Dataset content:
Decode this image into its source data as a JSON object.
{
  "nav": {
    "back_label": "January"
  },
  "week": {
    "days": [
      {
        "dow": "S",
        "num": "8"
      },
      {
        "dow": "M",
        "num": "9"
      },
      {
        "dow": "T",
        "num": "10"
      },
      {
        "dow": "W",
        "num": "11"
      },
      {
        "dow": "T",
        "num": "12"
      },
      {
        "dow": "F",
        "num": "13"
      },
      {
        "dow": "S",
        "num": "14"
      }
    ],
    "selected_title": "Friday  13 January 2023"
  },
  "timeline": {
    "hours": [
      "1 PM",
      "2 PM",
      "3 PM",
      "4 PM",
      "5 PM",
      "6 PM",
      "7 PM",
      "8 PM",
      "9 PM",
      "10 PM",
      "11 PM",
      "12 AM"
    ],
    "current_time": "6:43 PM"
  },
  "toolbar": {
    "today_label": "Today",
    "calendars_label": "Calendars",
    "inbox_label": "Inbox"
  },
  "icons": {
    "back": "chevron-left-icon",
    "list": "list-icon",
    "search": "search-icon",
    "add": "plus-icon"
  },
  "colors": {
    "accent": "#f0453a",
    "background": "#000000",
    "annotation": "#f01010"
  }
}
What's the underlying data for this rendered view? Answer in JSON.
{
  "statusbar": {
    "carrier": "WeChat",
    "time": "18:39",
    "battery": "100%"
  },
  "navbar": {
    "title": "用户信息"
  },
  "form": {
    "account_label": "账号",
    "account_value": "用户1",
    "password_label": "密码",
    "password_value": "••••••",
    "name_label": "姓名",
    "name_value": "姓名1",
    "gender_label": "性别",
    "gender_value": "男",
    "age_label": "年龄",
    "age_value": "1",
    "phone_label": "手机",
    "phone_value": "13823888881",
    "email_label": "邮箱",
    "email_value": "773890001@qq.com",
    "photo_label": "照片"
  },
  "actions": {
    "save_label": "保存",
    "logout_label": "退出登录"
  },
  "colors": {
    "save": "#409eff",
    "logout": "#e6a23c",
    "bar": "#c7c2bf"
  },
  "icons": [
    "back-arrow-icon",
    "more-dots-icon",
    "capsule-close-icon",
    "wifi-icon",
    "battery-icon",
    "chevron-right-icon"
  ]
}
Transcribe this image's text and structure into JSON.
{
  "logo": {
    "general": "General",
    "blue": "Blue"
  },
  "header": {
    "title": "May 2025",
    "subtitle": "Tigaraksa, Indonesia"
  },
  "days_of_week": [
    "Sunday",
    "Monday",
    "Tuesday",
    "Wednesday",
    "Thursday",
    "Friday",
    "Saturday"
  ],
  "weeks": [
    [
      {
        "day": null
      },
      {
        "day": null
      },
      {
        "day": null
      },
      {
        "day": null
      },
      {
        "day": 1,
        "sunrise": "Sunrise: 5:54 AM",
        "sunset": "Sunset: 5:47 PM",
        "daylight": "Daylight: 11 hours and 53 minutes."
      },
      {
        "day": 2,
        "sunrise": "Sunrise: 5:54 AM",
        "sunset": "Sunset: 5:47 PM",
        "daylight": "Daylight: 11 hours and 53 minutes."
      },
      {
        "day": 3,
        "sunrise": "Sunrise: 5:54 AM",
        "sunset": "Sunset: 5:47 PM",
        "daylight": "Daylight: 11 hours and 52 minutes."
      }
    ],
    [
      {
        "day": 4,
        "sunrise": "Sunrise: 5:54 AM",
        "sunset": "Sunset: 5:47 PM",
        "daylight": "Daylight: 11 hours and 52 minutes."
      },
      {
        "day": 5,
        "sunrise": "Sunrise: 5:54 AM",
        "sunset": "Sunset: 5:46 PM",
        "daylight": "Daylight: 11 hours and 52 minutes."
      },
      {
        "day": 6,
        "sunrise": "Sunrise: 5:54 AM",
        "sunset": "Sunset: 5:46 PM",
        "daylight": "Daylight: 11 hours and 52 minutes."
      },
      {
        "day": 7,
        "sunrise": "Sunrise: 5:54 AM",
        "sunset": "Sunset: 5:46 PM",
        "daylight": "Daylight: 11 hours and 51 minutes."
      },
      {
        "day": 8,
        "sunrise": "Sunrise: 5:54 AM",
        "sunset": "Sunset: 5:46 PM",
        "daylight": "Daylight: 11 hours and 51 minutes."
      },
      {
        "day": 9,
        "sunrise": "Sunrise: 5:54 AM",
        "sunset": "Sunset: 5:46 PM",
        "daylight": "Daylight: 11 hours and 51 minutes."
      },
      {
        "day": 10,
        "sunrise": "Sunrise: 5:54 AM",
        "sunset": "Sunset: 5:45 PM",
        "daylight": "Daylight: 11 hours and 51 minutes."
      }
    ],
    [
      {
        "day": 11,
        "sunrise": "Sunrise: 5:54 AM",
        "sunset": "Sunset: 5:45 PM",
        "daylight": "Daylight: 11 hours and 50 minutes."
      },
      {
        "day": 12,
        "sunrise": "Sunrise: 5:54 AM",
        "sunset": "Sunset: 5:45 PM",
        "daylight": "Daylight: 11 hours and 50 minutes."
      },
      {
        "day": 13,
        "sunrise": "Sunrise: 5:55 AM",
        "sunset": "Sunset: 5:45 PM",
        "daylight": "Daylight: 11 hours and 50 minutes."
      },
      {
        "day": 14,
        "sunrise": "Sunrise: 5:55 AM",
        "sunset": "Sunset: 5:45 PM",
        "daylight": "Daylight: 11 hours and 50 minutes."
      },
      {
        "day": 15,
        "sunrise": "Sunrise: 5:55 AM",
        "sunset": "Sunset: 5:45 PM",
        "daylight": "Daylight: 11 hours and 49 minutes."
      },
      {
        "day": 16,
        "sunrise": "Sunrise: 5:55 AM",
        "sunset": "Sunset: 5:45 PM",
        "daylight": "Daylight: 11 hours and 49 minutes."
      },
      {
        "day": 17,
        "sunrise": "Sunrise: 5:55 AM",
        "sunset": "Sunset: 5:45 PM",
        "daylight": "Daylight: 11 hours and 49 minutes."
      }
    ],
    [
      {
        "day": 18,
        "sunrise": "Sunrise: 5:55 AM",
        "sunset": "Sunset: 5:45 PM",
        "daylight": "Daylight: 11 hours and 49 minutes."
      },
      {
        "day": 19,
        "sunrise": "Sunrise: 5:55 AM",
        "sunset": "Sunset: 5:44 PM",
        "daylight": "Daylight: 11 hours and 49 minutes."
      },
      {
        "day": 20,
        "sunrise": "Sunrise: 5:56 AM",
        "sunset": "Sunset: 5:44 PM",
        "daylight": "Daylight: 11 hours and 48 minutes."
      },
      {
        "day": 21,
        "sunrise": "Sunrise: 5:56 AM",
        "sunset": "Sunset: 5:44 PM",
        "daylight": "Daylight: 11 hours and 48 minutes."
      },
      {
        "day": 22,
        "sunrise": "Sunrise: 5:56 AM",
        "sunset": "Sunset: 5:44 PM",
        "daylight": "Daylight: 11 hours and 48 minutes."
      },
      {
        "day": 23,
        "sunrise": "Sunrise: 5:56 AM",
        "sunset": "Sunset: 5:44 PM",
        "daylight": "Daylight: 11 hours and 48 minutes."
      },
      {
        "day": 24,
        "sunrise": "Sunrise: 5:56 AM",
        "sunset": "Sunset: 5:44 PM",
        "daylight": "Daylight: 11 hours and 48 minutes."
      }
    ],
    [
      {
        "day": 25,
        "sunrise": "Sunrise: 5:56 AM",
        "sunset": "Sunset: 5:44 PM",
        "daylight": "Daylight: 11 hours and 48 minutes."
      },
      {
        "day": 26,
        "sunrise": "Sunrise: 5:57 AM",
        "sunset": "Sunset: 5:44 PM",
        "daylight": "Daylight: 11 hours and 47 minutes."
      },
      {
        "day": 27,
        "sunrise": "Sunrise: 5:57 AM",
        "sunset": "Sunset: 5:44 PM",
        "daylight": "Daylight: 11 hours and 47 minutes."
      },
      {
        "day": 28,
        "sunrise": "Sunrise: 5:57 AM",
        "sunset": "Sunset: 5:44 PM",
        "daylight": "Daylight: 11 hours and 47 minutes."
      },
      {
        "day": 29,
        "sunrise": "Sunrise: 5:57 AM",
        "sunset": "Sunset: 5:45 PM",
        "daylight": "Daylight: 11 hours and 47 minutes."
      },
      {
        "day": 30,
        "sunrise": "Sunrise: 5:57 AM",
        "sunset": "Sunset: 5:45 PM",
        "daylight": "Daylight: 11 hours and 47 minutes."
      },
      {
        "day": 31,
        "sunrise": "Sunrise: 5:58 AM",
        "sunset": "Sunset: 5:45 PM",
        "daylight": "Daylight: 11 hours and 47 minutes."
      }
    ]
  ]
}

What you need to do: Copy every line in the listing above where the string "chevron" turns up.

The output:
    "back": "chevron-left-icon",
    "chevron-right-icon"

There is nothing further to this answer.